## DATASET EXCERPTS
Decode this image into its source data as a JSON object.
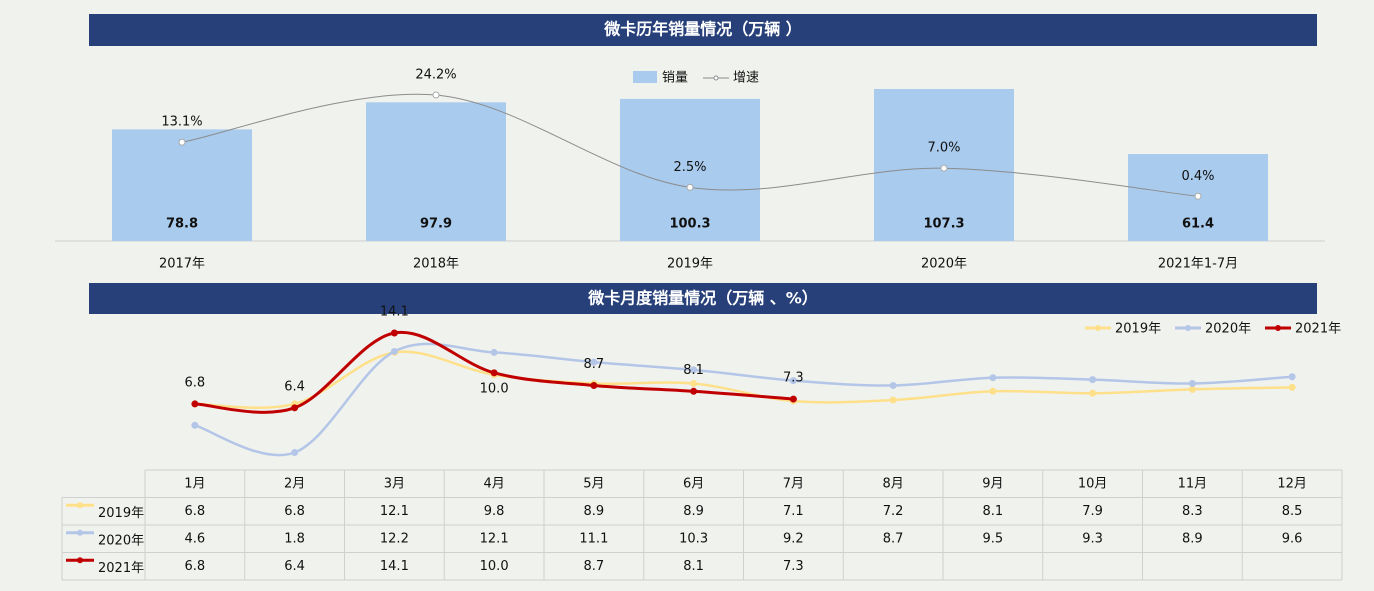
{
  "chart_data": [
    {
      "type": "combo",
      "title": "微卡历年销量情况（万辆 ）",
      "categories": [
        "2017年",
        "2018年",
        "2019年",
        "2020年",
        "2021年1-7月"
      ],
      "series": [
        {
          "name": "销量",
          "type": "bar",
          "color": "#a9cbee",
          "values": [
            78.8,
            97.9,
            100.3,
            107.3,
            61.4
          ]
        },
        {
          "name": "增速",
          "type": "line",
          "color": "#8c8c8c",
          "values": [
            13.1,
            24.2,
            2.5,
            7.0,
            0.4
          ],
          "value_labels": [
            "13.1%",
            "24.2%",
            "2.5%",
            "7.0%",
            "0.4%"
          ]
        }
      ]
    },
    {
      "type": "line",
      "title": "微卡月度销量情况（万辆 、%）",
      "table": true,
      "categories": [
        "1月",
        "2月",
        "3月",
        "4月",
        "5月",
        "6月",
        "7月",
        "8月",
        "9月",
        "10月",
        "11月",
        "12月"
      ],
      "series": [
        {
          "name": "2019年",
          "color": "#ffe08a",
          "values": [
            6.8,
            6.8,
            12.1,
            9.8,
            8.9,
            8.9,
            7.1,
            7.2,
            8.1,
            7.9,
            8.3,
            8.5
          ]
        },
        {
          "name": "2020年",
          "color": "#b4c6e7",
          "values": [
            4.6,
            1.8,
            12.2,
            12.1,
            11.1,
            10.3,
            9.2,
            8.7,
            9.5,
            9.3,
            8.9,
            9.6
          ]
        },
        {
          "name": "2021年",
          "color": "#c00000",
          "data_labels": true,
          "values": [
            6.8,
            6.4,
            14.1,
            10.0,
            8.7,
            8.1,
            7.3,
            null,
            null,
            null,
            null,
            null
          ],
          "value_labels": [
            "6.8",
            "6.4",
            "14.1",
            "10.0",
            "8.7",
            "8.1",
            "7.3",
            null,
            null,
            null,
            null,
            null
          ]
        }
      ]
    }
  ]
}
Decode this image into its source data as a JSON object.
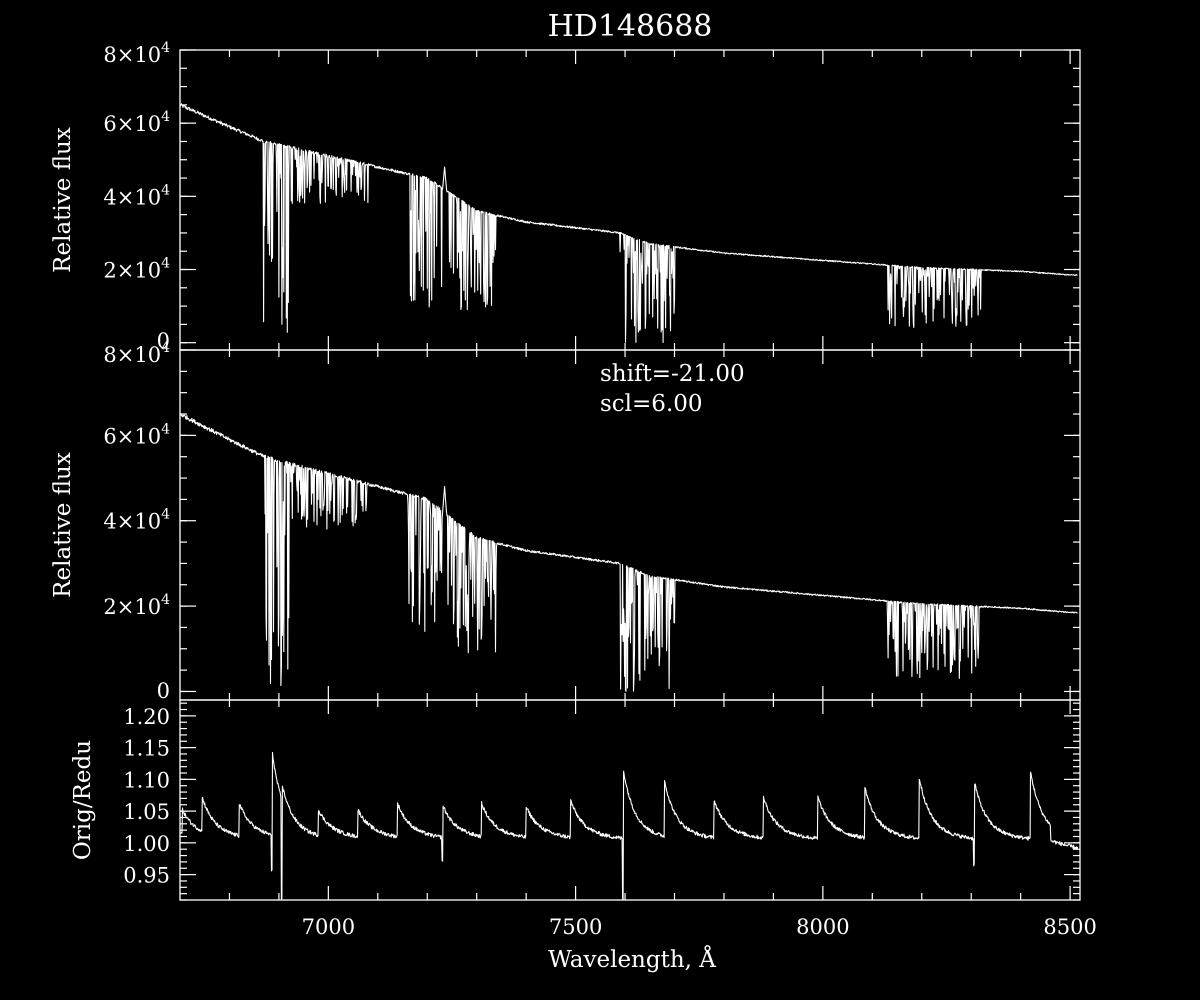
{
  "chart_data": [
    {
      "id": "top",
      "type": "line",
      "title": "HD148688",
      "ylabel": "Relative flux",
      "xlim": [
        6700,
        8520
      ],
      "ylim": [
        -2000,
        80000
      ],
      "yticks": [
        {
          "value": 0,
          "label": "0"
        },
        {
          "value": 20000,
          "label": "2×10",
          "exp": "4"
        },
        {
          "value": 40000,
          "label": "4×10",
          "exp": "4"
        },
        {
          "value": 60000,
          "label": "6×10",
          "exp": "4"
        },
        {
          "value": 80000,
          "label": "8×10",
          "exp": "4"
        }
      ],
      "color": "#ffffff",
      "continuum": {
        "x": [
          6700,
          6800,
          6870,
          7000,
          7200,
          7300,
          7400,
          7590,
          7650,
          7800,
          8000,
          8200,
          8400,
          8500
        ],
        "y": [
          65000,
          59000,
          55000,
          51000,
          45000,
          36000,
          33000,
          30000,
          27000,
          24500,
          22500,
          20500,
          19500,
          18500
        ]
      },
      "absorption_bands": [
        {
          "from": 6868,
          "to": 6920,
          "min_flux": 500
        },
        {
          "from": 6920,
          "to": 7080,
          "min_flux": 38000
        },
        {
          "from": 7160,
          "to": 7340,
          "min_flux": 9000
        },
        {
          "from": 7590,
          "to": 7700,
          "min_flux": 0
        },
        {
          "from": 8130,
          "to": 8320,
          "min_flux": 3000
        }
      ],
      "emission_peaks": [
        {
          "x": 7235,
          "y": 48000
        }
      ]
    },
    {
      "id": "middle",
      "type": "line",
      "ylabel": "Relative flux",
      "xlim": [
        6700,
        8520
      ],
      "ylim": [
        -2000,
        80000
      ],
      "yticks": [
        {
          "value": 0,
          "label": "0"
        },
        {
          "value": 20000,
          "label": "2×10",
          "exp": "4"
        },
        {
          "value": 40000,
          "label": "4×10",
          "exp": "4"
        },
        {
          "value": 60000,
          "label": "6×10",
          "exp": "4"
        },
        {
          "value": 80000,
          "label": "8×10",
          "exp": "4"
        }
      ],
      "annotations": [
        "shift=-21.00",
        "scl=6.00"
      ],
      "color": "#ffffff",
      "continuum": {
        "x": [
          6700,
          6800,
          6870,
          7000,
          7200,
          7300,
          7400,
          7590,
          7650,
          7800,
          8000,
          8200,
          8400,
          8500
        ],
        "y": [
          65000,
          59000,
          55000,
          51000,
          45000,
          36000,
          33000,
          30000,
          27000,
          24500,
          22500,
          20500,
          19500,
          18500
        ]
      },
      "absorption_bands": [
        {
          "from": 6868,
          "to": 6920,
          "min_flux": 500
        },
        {
          "from": 6920,
          "to": 7080,
          "min_flux": 38000
        },
        {
          "from": 7160,
          "to": 7340,
          "min_flux": 9000
        },
        {
          "from": 7590,
          "to": 7700,
          "min_flux": 0
        },
        {
          "from": 8130,
          "to": 8320,
          "min_flux": 3000
        }
      ],
      "emission_peaks": [
        {
          "x": 7235,
          "y": 48000
        }
      ]
    },
    {
      "id": "bottom",
      "type": "line",
      "ylabel": "Orig/Redu",
      "xlabel": "Wavelength, Å",
      "xlim": [
        6700,
        8520
      ],
      "ylim": [
        0.91,
        1.225
      ],
      "yticks": [
        {
          "value": 0.95,
          "label": "0.95"
        },
        {
          "value": 1.0,
          "label": "1.00"
        },
        {
          "value": 1.05,
          "label": "1.05"
        },
        {
          "value": 1.1,
          "label": "1.10"
        },
        {
          "value": 1.15,
          "label": "1.15"
        },
        {
          "value": 1.2,
          "label": "1.20"
        }
      ],
      "xticks": [
        {
          "value": 7000,
          "label": "7000"
        },
        {
          "value": 7500,
          "label": "7500"
        },
        {
          "value": 8000,
          "label": "8000"
        },
        {
          "value": 8500,
          "label": "8500"
        }
      ],
      "color": "#ffffff",
      "baseline": 1.0,
      "sawtooth_jumps": [
        {
          "x": 6705,
          "peak": 1.03
        },
        {
          "x": 6745,
          "peak": 1.05
        },
        {
          "x": 6820,
          "peak": 1.04
        },
        {
          "x": 6885,
          "peak": 1.13,
          "spike_low": 0.955
        },
        {
          "x": 6905,
          "peak": 1.075,
          "spike_low": 0.91
        },
        {
          "x": 6980,
          "peak": 1.03
        },
        {
          "x": 7060,
          "peak": 1.03
        },
        {
          "x": 7140,
          "peak": 1.04
        },
        {
          "x": 7230,
          "peak": 1.04,
          "spike_low": 0.97
        },
        {
          "x": 7310,
          "peak": 1.04
        },
        {
          "x": 7400,
          "peak": 1.035
        },
        {
          "x": 7490,
          "peak": 1.045
        },
        {
          "x": 7595,
          "peak": 1.1,
          "spike_low": 0.91
        },
        {
          "x": 7680,
          "peak": 1.075
        },
        {
          "x": 7780,
          "peak": 1.045
        },
        {
          "x": 7880,
          "peak": 1.05
        },
        {
          "x": 7990,
          "peak": 1.05
        },
        {
          "x": 8085,
          "peak": 1.065
        },
        {
          "x": 8195,
          "peak": 1.08
        },
        {
          "x": 8305,
          "peak": 1.08,
          "spike_low": 0.965
        },
        {
          "x": 8420,
          "peak": 1.09
        }
      ],
      "end_value": 0.99
    }
  ]
}
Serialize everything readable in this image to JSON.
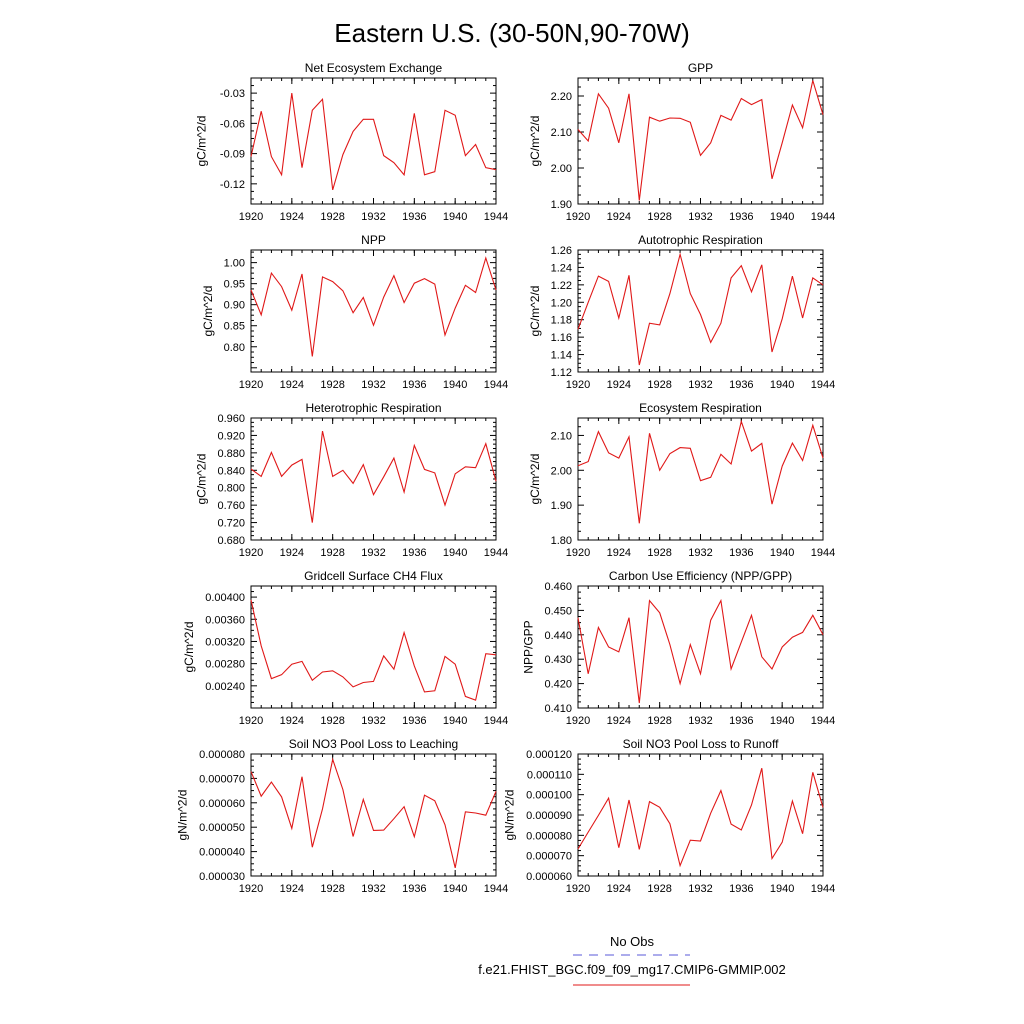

## PROBLEM STATEMENT
Omit the pictures, then quote the rest of the material above exactly.

## ANSWER TO THE TASK
Decode this image into its source data as a JSON object.
{
  "chart_data": [
    {
      "type": "combo",
      "title": "微卡历年销量情况（万辆 ）",
      "categories": [
        "2017年",
        "2018年",
        "2019年",
        "2020年",
        "2021年1-7月"
      ],
      "series": [
        {
          "name": "销量",
          "type": "bar",
          "color": "#a9cbee",
          "values": [
            78.8,
            97.9,
            100.3,
            107.3,
            61.4
          ]
        },
        {
          "name": "增速",
          "type": "line",
          "color": "#8c8c8c",
          "values": [
            13.1,
            24.2,
            2.5,
            7.0,
            0.4
          ],
          "value_labels": [
            "13.1%",
            "24.2%",
            "2.5%",
            "7.0%",
            "0.4%"
          ]
        }
      ]
    },
    {
      "type": "line",
      "title": "微卡月度销量情况（万辆 、%）",
      "table": true,
      "categories": [
        "1月",
        "2月",
        "3月",
        "4月",
        "5月",
        "6月",
        "7月",
        "8月",
        "9月",
        "10月",
        "11月",
        "12月"
      ],
      "series": [
        {
          "name": "2019年",
          "color": "#ffe08a",
          "values": [
            6.8,
            6.8,
            12.1,
            9.8,
            8.9,
            8.9,
            7.1,
            7.2,
            8.1,
            7.9,
            8.3,
            8.5
          ]
        },
        {
          "name": "2020年",
          "color": "#b4c6e7",
          "values": [
            4.6,
            1.8,
            12.2,
            12.1,
            11.1,
            10.3,
            9.2,
            8.7,
            9.5,
            9.3,
            8.9,
            9.6
          ]
        },
        {
          "name": "2021年",
          "color": "#c00000",
          "data_labels": true,
          "values": [
            6.8,
            6.4,
            14.1,
            10.0,
            8.7,
            8.1,
            7.3,
            null,
            null,
            null,
            null,
            null
          ],
          "value_labels": [
            "6.8",
            "6.4",
            "14.1",
            "10.0",
            "8.7",
            "8.1",
            "7.3",
            null,
            null,
            null,
            null,
            null
          ]
        }
      ]
    }
  ]
}
Decode this image into its source data as a JSON object.
{
  "chart_data": [
    {
      "id": "top",
      "type": "line",
      "title": "HD148688",
      "ylabel": "Relative flux",
      "xlim": [
        6700,
        8520
      ],
      "ylim": [
        -2000,
        80000
      ],
      "yticks": [
        {
          "value": 0,
          "label": "0"
        },
        {
          "value": 20000,
          "label": "2×10",
          "exp": "4"
        },
        {
          "value": 40000,
          "label": "4×10",
          "exp": "4"
        },
        {
          "value": 60000,
          "label": "6×10",
          "exp": "4"
        },
        {
          "value": 80000,
          "label": "8×10",
          "exp": "4"
        }
      ],
      "color": "#ffffff",
      "continuum": {
        "x": [
          6700,
          6800,
          6870,
          7000,
          7200,
          7300,
          7400,
          7590,
          7650,
          7800,
          8000,
          8200,
          8400,
          8500
        ],
        "y": [
          65000,
          59000,
          55000,
          51000,
          45000,
          36000,
          33000,
          30000,
          27000,
          24500,
          22500,
          20500,
          19500,
          18500
        ]
      },
      "absorption_bands": [
        {
          "from": 6868,
          "to": 6920,
          "min_flux": 500
        },
        {
          "from": 6920,
          "to": 7080,
          "min_flux": 38000
        },
        {
          "from": 7160,
          "to": 7340,
          "min_flux": 9000
        },
        {
          "from": 7590,
          "to": 7700,
          "min_flux": 0
        },
        {
          "from": 8130,
          "to": 8320,
          "min_flux": 3000
        }
      ],
      "emission_peaks": [
        {
          "x": 7235,
          "y": 48000
        }
      ]
    },
    {
      "id": "middle",
      "type": "line",
      "ylabel": "Relative flux",
      "xlim": [
        6700,
        8520
      ],
      "ylim": [
        -2000,
        80000
      ],
      "yticks": [
        {
          "value": 0,
          "label": "0"
        },
        {
          "value": 20000,
          "label": "2×10",
          "exp": "4"
        },
        {
          "value": 40000,
          "label": "4×10",
          "exp": "4"
        },
        {
          "value": 60000,
          "label": "6×10",
          "exp": "4"
        },
        {
          "value": 80000,
          "label": "8×10",
          "exp": "4"
        }
      ],
      "annotations": [
        "shift=-21.00",
        "scl=6.00"
      ],
      "color": "#ffffff",
      "continuum": {
        "x": [
          6700,
          6800,
          6870,
          7000,
          7200,
          7300,
          7400,
          7590,
          7650,
          7800,
          8000,
          8200,
          8400,
          8500
        ],
        "y": [
          65000,
          59000,
          55000,
          51000,
          45000,
          36000,
          33000,
          30000,
          27000,
          24500,
          22500,
          20500,
          19500,
          18500
        ]
      },
      "absorption_bands": [
        {
          "from": 6868,
          "to": 6920,
          "min_flux": 500
        },
        {
          "from": 6920,
          "to": 7080,
          "min_flux": 38000
        },
        {
          "from": 7160,
          "to": 7340,
          "min_flux": 9000
        },
        {
          "from": 7590,
          "to": 7700,
          "min_flux": 0
        },
        {
          "from": 8130,
          "to": 8320,
          "min_flux": 3000
        }
      ],
      "emission_peaks": [
        {
          "x": 7235,
          "y": 48000
        }
      ]
    },
    {
      "id": "bottom",
      "type": "line",
      "ylabel": "Orig/Redu",
      "xlabel": "Wavelength, Å",
      "xlim": [
        6700,
        8520
      ],
      "ylim": [
        0.91,
        1.225
      ],
      "yticks": [
        {
          "value": 0.95,
          "label": "0.95"
        },
        {
          "value": 1.0,
          "label": "1.00"
        },
        {
          "value": 1.05,
          "label": "1.05"
        },
        {
          "value": 1.1,
          "label": "1.10"
        },
        {
          "value": 1.15,
          "label": "1.15"
        },
        {
          "value": 1.2,
          "label": "1.20"
        }
      ],
      "xticks": [
        {
          "value": 7000,
          "label": "7000"
        },
        {
          "value": 7500,
          "label": "7500"
        },
        {
          "value": 8000,
          "label": "8000"
        },
        {
          "value": 8500,
          "label": "8500"
        }
      ],
      "color": "#ffffff",
      "baseline": 1.0,
      "sawtooth_jumps": [
        {
          "x": 6705,
          "peak": 1.03
        },
        {
          "x": 6745,
          "peak": 1.05
        },
        {
          "x": 6820,
          "peak": 1.04
        },
        {
          "x": 6885,
          "peak": 1.13,
          "spike_low": 0.955
        },
        {
          "x": 6905,
          "peak": 1.075,
          "spike_low": 0.91
        },
        {
          "x": 6980,
          "peak": 1.03
        },
        {
          "x": 7060,
          "peak": 1.03
        },
        {
          "x": 7140,
          "peak": 1.04
        },
        {
          "x": 7230,
          "peak": 1.04,
          "spike_low": 0.97
        },
        {
          "x": 7310,
          "peak": 1.04
        },
        {
          "x": 7400,
          "peak": 1.035
        },
        {
          "x": 7490,
          "peak": 1.045
        },
        {
          "x": 7595,
          "peak": 1.1,
          "spike_low": 0.91
        },
        {
          "x": 7680,
          "peak": 1.075
        },
        {
          "x": 7780,
          "peak": 1.045
        },
        {
          "x": 7880,
          "peak": 1.05
        },
        {
          "x": 7990,
          "peak": 1.05
        },
        {
          "x": 8085,
          "peak": 1.065
        },
        {
          "x": 8195,
          "peak": 1.08
        },
        {
          "x": 8305,
          "peak": 1.08,
          "spike_low": 0.965
        },
        {
          "x": 8420,
          "peak": 1.09
        }
      ],
      "end_value": 0.99
    }
  ]
}
Serialize everything readable in this image to JSON.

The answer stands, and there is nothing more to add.